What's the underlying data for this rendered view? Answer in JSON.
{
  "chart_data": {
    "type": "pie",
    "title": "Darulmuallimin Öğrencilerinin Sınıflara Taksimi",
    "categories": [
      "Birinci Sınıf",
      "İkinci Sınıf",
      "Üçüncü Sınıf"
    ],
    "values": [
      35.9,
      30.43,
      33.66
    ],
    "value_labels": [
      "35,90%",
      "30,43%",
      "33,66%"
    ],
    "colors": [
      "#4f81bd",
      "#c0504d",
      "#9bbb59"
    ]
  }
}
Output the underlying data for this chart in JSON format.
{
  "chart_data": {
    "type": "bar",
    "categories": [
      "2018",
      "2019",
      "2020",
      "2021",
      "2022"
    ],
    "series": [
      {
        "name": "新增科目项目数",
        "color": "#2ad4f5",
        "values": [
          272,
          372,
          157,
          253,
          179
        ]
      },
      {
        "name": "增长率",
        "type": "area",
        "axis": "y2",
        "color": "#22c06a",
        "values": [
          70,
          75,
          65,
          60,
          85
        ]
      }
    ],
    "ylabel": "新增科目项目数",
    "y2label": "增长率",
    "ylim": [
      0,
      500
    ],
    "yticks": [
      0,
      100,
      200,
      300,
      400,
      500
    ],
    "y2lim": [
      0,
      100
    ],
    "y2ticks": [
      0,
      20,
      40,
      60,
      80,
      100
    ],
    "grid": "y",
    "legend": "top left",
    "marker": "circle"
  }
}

- - -

* _PROBLEM REQUIREMENTS_
Return all lines containing "JSON".

* _COMPLETED EXERCISE_
What's the underlying data for this rendered view? Answer in JSON.
Output the underlying data for this chart in JSON format.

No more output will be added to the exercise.